Terribly-made Film: Week 3

8 Aug

It is already the end of the third week of Semester 2 and I have been flooded with assessment! All three of my subjects have an assessment piece due at the end of week four: fml. In On the Frame this week, the central idea was the notion of movement within (or outside) the frame. Breaking down movement into its constituent parts is fundamental in understanding the illusion of movement within film. These constituent parts, or ‘frames’, are each screened one-after-the-other which tricks human eyesight in perceiving movement across still frames.

After a class discussion on L’Avventura, we watched The Matrix’s famous first ‘bullet-time’ action sequence, where Trinity KICKS SOME ARSE! After watching this, we viewed a short documentary on The Matrix’s famous bullet-time shots which proved to be very interesting as still cameras are responsible for the illusion. After the ‘learning’ part of the three-hour long class, we were off to each film a less-than-one-minute investigation of movement in the frame. Inspired by Trinity, I chose to film movement within the frame, whilst the camera was itself moving in the space. Edited in post-production, I played around with frame duration and altered the speed of each shot.

I am going to be brutally honest to both tutor Dan and myself: the finished product is shittier than ‘Black and Gold’ products. There is, however, the matter of personal perception that needs to be applied to my short film. Through my eyes, I see: an intentionally-constructed sequence that’s on-the-surface awfulness juxtaposes its pedagogical purpose in investigating the effects of shot duration. In everyone else’s eyes: is Zac twelve years-old and using Windows Media Maker?

Judge for yourself!

P.S. The audio is copyrighted and is now in silence… yay. You must view this alongside Right Said Fred’s I’m Too Sexy playing for the video to work.

_Extracted records_

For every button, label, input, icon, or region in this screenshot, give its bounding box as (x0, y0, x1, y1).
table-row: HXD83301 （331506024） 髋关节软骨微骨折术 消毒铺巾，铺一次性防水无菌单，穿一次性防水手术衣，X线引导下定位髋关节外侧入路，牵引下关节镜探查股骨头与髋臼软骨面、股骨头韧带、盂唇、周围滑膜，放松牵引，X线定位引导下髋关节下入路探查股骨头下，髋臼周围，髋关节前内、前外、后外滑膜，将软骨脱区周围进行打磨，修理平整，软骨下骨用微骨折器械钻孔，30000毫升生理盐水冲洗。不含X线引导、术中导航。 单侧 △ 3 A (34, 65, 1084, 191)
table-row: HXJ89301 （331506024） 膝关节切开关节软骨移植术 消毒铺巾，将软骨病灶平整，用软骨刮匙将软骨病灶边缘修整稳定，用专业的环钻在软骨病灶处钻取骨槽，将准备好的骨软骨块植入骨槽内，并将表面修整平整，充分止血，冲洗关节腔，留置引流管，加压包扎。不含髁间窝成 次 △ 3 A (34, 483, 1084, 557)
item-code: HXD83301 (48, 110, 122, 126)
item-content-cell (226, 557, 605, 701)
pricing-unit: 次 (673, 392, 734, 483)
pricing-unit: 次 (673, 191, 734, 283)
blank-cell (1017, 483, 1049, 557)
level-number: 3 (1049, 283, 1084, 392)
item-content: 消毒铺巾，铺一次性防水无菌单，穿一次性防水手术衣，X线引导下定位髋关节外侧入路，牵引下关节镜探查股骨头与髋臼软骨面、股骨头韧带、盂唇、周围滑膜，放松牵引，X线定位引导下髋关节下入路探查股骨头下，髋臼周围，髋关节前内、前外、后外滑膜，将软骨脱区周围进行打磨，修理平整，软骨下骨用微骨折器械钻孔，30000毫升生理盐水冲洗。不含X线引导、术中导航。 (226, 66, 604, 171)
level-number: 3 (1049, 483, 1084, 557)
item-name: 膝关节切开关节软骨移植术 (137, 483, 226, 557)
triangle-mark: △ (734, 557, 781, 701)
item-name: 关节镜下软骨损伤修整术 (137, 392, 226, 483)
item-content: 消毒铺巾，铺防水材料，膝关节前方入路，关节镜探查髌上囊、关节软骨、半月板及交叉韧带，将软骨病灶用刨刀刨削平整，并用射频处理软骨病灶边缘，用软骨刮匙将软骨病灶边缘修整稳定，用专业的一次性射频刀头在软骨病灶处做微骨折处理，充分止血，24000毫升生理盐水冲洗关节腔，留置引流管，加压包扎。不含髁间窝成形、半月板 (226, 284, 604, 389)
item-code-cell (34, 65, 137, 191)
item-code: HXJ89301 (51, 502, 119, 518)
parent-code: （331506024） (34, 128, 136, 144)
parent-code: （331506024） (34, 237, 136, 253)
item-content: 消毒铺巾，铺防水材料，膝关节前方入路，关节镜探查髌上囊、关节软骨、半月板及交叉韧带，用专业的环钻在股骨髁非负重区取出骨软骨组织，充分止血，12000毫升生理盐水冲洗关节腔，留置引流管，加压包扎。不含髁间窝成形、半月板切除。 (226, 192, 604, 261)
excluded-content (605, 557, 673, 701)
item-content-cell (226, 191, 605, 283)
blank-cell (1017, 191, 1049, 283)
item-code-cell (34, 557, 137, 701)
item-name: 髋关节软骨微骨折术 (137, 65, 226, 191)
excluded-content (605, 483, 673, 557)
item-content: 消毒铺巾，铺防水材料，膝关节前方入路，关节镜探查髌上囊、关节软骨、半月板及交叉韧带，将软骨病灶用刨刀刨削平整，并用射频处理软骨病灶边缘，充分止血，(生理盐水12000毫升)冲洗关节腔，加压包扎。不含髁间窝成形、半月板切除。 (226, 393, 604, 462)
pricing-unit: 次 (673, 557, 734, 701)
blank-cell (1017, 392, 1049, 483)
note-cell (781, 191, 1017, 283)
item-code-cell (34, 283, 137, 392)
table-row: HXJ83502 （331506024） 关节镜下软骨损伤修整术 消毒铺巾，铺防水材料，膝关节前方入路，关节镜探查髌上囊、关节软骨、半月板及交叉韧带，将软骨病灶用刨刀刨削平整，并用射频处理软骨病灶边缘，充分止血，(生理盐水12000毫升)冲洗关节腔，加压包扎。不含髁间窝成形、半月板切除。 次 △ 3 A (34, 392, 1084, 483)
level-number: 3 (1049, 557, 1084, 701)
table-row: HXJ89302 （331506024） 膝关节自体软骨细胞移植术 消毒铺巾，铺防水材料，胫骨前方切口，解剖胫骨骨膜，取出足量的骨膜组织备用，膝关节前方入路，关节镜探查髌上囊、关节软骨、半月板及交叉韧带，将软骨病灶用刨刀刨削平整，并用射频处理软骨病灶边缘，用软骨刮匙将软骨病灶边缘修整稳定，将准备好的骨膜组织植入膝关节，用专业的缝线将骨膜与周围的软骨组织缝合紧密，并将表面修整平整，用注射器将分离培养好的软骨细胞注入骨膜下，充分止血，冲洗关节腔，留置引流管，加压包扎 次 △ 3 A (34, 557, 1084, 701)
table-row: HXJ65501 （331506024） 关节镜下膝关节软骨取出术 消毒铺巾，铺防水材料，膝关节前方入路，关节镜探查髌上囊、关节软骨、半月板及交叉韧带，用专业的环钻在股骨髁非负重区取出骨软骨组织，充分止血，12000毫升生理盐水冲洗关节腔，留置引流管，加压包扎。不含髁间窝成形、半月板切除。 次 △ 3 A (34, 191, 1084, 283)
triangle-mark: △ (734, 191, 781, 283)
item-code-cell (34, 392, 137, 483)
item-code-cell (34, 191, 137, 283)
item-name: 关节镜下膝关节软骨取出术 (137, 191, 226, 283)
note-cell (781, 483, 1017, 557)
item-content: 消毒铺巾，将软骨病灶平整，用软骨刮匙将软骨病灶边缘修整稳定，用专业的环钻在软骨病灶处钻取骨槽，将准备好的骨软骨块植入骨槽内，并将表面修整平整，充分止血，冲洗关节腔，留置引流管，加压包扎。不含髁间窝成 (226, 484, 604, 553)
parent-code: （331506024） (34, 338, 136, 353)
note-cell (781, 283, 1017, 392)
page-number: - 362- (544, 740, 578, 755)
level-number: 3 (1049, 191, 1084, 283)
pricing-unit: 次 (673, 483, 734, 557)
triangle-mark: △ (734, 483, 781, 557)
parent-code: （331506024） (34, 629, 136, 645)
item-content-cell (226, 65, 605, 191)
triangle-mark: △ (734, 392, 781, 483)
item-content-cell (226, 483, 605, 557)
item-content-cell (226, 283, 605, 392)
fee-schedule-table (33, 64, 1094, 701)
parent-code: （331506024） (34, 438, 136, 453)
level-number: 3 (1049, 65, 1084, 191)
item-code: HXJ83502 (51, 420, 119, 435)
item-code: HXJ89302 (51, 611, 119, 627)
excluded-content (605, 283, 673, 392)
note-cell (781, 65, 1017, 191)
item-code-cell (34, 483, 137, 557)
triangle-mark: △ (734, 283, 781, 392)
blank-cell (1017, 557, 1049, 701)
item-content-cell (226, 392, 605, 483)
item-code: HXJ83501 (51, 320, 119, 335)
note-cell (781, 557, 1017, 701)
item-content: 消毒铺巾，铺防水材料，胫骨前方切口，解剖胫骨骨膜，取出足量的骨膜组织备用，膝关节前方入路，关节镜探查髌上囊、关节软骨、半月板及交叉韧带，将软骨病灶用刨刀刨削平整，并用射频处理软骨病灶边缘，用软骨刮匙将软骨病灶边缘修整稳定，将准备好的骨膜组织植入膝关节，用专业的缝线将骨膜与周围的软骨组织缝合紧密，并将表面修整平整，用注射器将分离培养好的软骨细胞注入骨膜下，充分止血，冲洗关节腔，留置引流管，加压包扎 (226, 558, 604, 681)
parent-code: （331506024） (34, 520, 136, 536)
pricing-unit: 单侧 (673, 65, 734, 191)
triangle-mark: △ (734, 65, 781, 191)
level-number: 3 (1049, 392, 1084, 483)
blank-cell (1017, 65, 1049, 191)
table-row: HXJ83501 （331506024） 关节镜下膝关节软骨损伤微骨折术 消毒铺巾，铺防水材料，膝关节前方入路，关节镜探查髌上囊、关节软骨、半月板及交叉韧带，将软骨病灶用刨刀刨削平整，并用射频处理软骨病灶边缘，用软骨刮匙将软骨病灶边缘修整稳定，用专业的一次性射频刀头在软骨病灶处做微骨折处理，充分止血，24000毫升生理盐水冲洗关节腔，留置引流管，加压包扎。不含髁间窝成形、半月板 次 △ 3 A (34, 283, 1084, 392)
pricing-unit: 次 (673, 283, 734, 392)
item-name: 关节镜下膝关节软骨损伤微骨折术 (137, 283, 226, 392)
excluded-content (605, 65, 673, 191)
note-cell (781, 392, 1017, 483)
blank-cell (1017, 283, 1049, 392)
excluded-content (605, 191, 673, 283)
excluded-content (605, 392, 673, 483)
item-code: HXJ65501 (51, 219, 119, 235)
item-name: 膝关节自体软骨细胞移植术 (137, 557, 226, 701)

_Objective 1_
Can you return the Week 3 film post from "I am going to" up to and including "video to work."?
_Objective 2_
Do these statements agree with the Week 3 film post? (a) The class viewed a documentary about The Matrix's bullet-time shots. (b) Each student filmed a piece lasting several minutes. (c) The camera stayed still while the writer filmed. Answer yes or no for each and quote the words that decide it.

_Correct result 1_
I am going to be brutally honest to both tutor Dan and myself: the finished product is shittier than ‘Black and Gold’ products. There is, however, the matter of personal perception that needs to be applied to my short film. Through my eyes, I see: an intentionally-constructed sequence that’s on-the-surface awfulness juxtaposes its pedagogical purpose in investigating the effects of shot duration. In everyone else’s eyes: is Zac twelve years-old and using Windows Media Maker?

Judge for yourself!

P.S. The audio is copyrighted and is now in silence… yay. You must view this alongside Right Said Fred’s I’m Too Sexy playing for the video to work.

_Correct result 2_
(a) Yes: "we viewed a short documentary on The Matrix’s famous bullet-time shots"
(b) No: "we were off to each film a less-than-one-minute investigation of movement in the frame"
(c) No: "I chose to film movement within the frame, whilst the camera was itself moving in the space"